>> Start

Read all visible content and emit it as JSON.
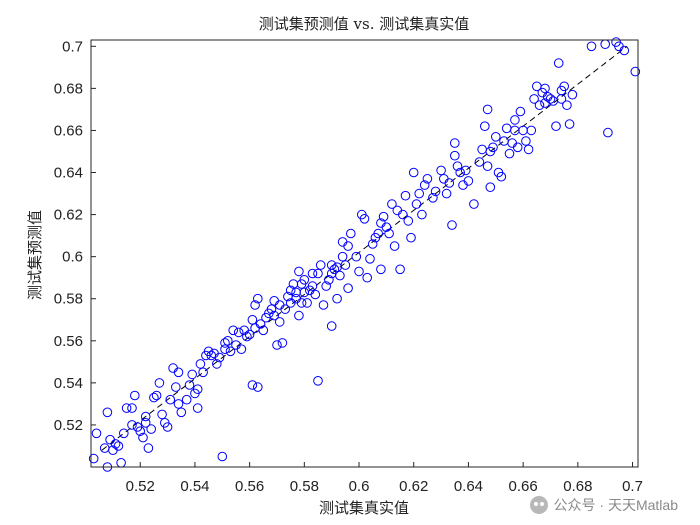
{
  "chart_data": {
    "type": "scatter",
    "title": "测试集预测值 vs. 测试集真实值",
    "xlabel": "测试集真实值",
    "ylabel": "测试集预测值",
    "xlim": [
      0.502,
      0.702
    ],
    "ylim": [
      0.5,
      0.703
    ],
    "xticks": [
      "0.52",
      "0.54",
      "0.56",
      "0.58",
      "0.6",
      "0.62",
      "0.64",
      "0.66",
      "0.68",
      "0.7"
    ],
    "yticks": [
      "0.52",
      "0.54",
      "0.56",
      "0.58",
      "0.6",
      "0.62",
      "0.64",
      "0.66",
      "0.68",
      "0.7"
    ],
    "grid": false,
    "marker": "circle",
    "marker_color": "#0000ff",
    "reference_line": {
      "style": "dashed",
      "color": "#000000",
      "from": [
        0.506,
        0.508
      ],
      "to": [
        0.698,
        0.7
      ]
    },
    "series": [
      {
        "points": [
          [
            0.503,
            0.504
          ],
          [
            0.504,
            0.516
          ],
          [
            0.507,
            0.509
          ],
          [
            0.508,
            0.526
          ],
          [
            0.509,
            0.513
          ],
          [
            0.51,
            0.508
          ],
          [
            0.511,
            0.511
          ],
          [
            0.512,
            0.51
          ],
          [
            0.513,
            0.502
          ],
          [
            0.508,
            0.5
          ],
          [
            0.514,
            0.516
          ],
          [
            0.515,
            0.528
          ],
          [
            0.517,
            0.52
          ],
          [
            0.517,
            0.528
          ],
          [
            0.518,
            0.534
          ],
          [
            0.519,
            0.519
          ],
          [
            0.52,
            0.517
          ],
          [
            0.521,
            0.514
          ],
          [
            0.522,
            0.521
          ],
          [
            0.522,
            0.524
          ],
          [
            0.523,
            0.509
          ],
          [
            0.524,
            0.518
          ],
          [
            0.525,
            0.533
          ],
          [
            0.526,
            0.534
          ],
          [
            0.527,
            0.54
          ],
          [
            0.528,
            0.525
          ],
          [
            0.529,
            0.521
          ],
          [
            0.53,
            0.519
          ],
          [
            0.531,
            0.532
          ],
          [
            0.532,
            0.547
          ],
          [
            0.533,
            0.538
          ],
          [
            0.534,
            0.53
          ],
          [
            0.534,
            0.545
          ],
          [
            0.535,
            0.526
          ],
          [
            0.537,
            0.532
          ],
          [
            0.538,
            0.539
          ],
          [
            0.539,
            0.544
          ],
          [
            0.54,
            0.535
          ],
          [
            0.541,
            0.528
          ],
          [
            0.541,
            0.537
          ],
          [
            0.542,
            0.549
          ],
          [
            0.543,
            0.545
          ],
          [
            0.544,
            0.553
          ],
          [
            0.545,
            0.555
          ],
          [
            0.546,
            0.553
          ],
          [
            0.547,
            0.554
          ],
          [
            0.548,
            0.549
          ],
          [
            0.549,
            0.552
          ],
          [
            0.55,
            0.505
          ],
          [
            0.551,
            0.556
          ],
          [
            0.551,
            0.559
          ],
          [
            0.552,
            0.56
          ],
          [
            0.553,
            0.555
          ],
          [
            0.554,
            0.565
          ],
          [
            0.555,
            0.558
          ],
          [
            0.556,
            0.564
          ],
          [
            0.557,
            0.556
          ],
          [
            0.558,
            0.565
          ],
          [
            0.559,
            0.562
          ],
          [
            0.56,
            0.563
          ],
          [
            0.561,
            0.539
          ],
          [
            0.561,
            0.57
          ],
          [
            0.562,
            0.566
          ],
          [
            0.562,
            0.577
          ],
          [
            0.563,
            0.538
          ],
          [
            0.563,
            0.58
          ],
          [
            0.564,
            0.568
          ],
          [
            0.565,
            0.565
          ],
          [
            0.566,
            0.571
          ],
          [
            0.567,
            0.573
          ],
          [
            0.568,
            0.575
          ],
          [
            0.569,
            0.572
          ],
          [
            0.569,
            0.579
          ],
          [
            0.57,
            0.558
          ],
          [
            0.571,
            0.569
          ],
          [
            0.571,
            0.577
          ],
          [
            0.572,
            0.559
          ],
          [
            0.573,
            0.575
          ],
          [
            0.574,
            0.581
          ],
          [
            0.575,
            0.578
          ],
          [
            0.575,
            0.584
          ],
          [
            0.576,
            0.587
          ],
          [
            0.577,
            0.58
          ],
          [
            0.577,
            0.583
          ],
          [
            0.578,
            0.572
          ],
          [
            0.578,
            0.593
          ],
          [
            0.579,
            0.578
          ],
          [
            0.579,
            0.587
          ],
          [
            0.58,
            0.583
          ],
          [
            0.58,
            0.589
          ],
          [
            0.581,
            0.578
          ],
          [
            0.582,
            0.584
          ],
          [
            0.583,
            0.586
          ],
          [
            0.583,
            0.592
          ],
          [
            0.584,
            0.582
          ],
          [
            0.585,
            0.541
          ],
          [
            0.585,
            0.592
          ],
          [
            0.586,
            0.596
          ],
          [
            0.587,
            0.577
          ],
          [
            0.588,
            0.586
          ],
          [
            0.589,
            0.589
          ],
          [
            0.59,
            0.567
          ],
          [
            0.59,
            0.592
          ],
          [
            0.59,
            0.596
          ],
          [
            0.591,
            0.594
          ],
          [
            0.592,
            0.58
          ],
          [
            0.592,
            0.595
          ],
          [
            0.593,
            0.591
          ],
          [
            0.594,
            0.6
          ],
          [
            0.594,
            0.607
          ],
          [
            0.595,
            0.596
          ],
          [
            0.596,
            0.585
          ],
          [
            0.596,
            0.605
          ],
          [
            0.597,
            0.611
          ],
          [
            0.599,
            0.6
          ],
          [
            0.6,
            0.593
          ],
          [
            0.601,
            0.62
          ],
          [
            0.602,
            0.618
          ],
          [
            0.603,
            0.59
          ],
          [
            0.604,
            0.599
          ],
          [
            0.605,
            0.606
          ],
          [
            0.606,
            0.609
          ],
          [
            0.607,
            0.611
          ],
          [
            0.608,
            0.594
          ],
          [
            0.608,
            0.616
          ],
          [
            0.609,
            0.619
          ],
          [
            0.61,
            0.614
          ],
          [
            0.611,
            0.611
          ],
          [
            0.612,
            0.625
          ],
          [
            0.613,
            0.605
          ],
          [
            0.614,
            0.622
          ],
          [
            0.615,
            0.594
          ],
          [
            0.616,
            0.62
          ],
          [
            0.617,
            0.629
          ],
          [
            0.618,
            0.617
          ],
          [
            0.619,
            0.609
          ],
          [
            0.62,
            0.64
          ],
          [
            0.621,
            0.625
          ],
          [
            0.622,
            0.63
          ],
          [
            0.623,
            0.62
          ],
          [
            0.624,
            0.634
          ],
          [
            0.625,
            0.637
          ],
          [
            0.627,
            0.628
          ],
          [
            0.628,
            0.631
          ],
          [
            0.63,
            0.641
          ],
          [
            0.631,
            0.637
          ],
          [
            0.632,
            0.63
          ],
          [
            0.633,
            0.635
          ],
          [
            0.634,
            0.615
          ],
          [
            0.635,
            0.648
          ],
          [
            0.635,
            0.654
          ],
          [
            0.636,
            0.643
          ],
          [
            0.637,
            0.64
          ],
          [
            0.638,
            0.634
          ],
          [
            0.639,
            0.641
          ],
          [
            0.64,
            0.636
          ],
          [
            0.642,
            0.625
          ],
          [
            0.644,
            0.645
          ],
          [
            0.645,
            0.651
          ],
          [
            0.646,
            0.662
          ],
          [
            0.647,
            0.643
          ],
          [
            0.647,
            0.67
          ],
          [
            0.648,
            0.633
          ],
          [
            0.648,
            0.65
          ],
          [
            0.649,
            0.652
          ],
          [
            0.65,
            0.657
          ],
          [
            0.651,
            0.64
          ],
          [
            0.652,
            0.638
          ],
          [
            0.653,
            0.655
          ],
          [
            0.654,
            0.661
          ],
          [
            0.655,
            0.649
          ],
          [
            0.656,
            0.654
          ],
          [
            0.657,
            0.66
          ],
          [
            0.657,
            0.665
          ],
          [
            0.658,
            0.652
          ],
          [
            0.659,
            0.669
          ],
          [
            0.66,
            0.66
          ],
          [
            0.661,
            0.655
          ],
          [
            0.662,
            0.651
          ],
          [
            0.663,
            0.66
          ],
          [
            0.664,
            0.675
          ],
          [
            0.665,
            0.681
          ],
          [
            0.666,
            0.672
          ],
          [
            0.667,
            0.678
          ],
          [
            0.668,
            0.68
          ],
          [
            0.668,
            0.673
          ],
          [
            0.669,
            0.676
          ],
          [
            0.67,
            0.675
          ],
          [
            0.671,
            0.674
          ],
          [
            0.672,
            0.662
          ],
          [
            0.673,
            0.692
          ],
          [
            0.674,
            0.679
          ],
          [
            0.674,
            0.675
          ],
          [
            0.675,
            0.681
          ],
          [
            0.676,
            0.672
          ],
          [
            0.677,
            0.663
          ],
          [
            0.678,
            0.677
          ],
          [
            0.685,
            0.7
          ],
          [
            0.69,
            0.701
          ],
          [
            0.691,
            0.659
          ],
          [
            0.694,
            0.702
          ],
          [
            0.695,
            0.7
          ],
          [
            0.697,
            0.698
          ],
          [
            0.701,
            0.688
          ]
        ]
      }
    ]
  },
  "watermark": {
    "text": "公众号 · 天天Matlab",
    "icon": "wechat-icon"
  }
}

>> End

* [TASK DIRECTIONS]:
Extract all lines containing the word "测试集真实值".

* [EXERCISE RESPONSE]:
    "title": "测试集预测值 vs. 测试集真实值",
    "xlabel": "测试集真实值",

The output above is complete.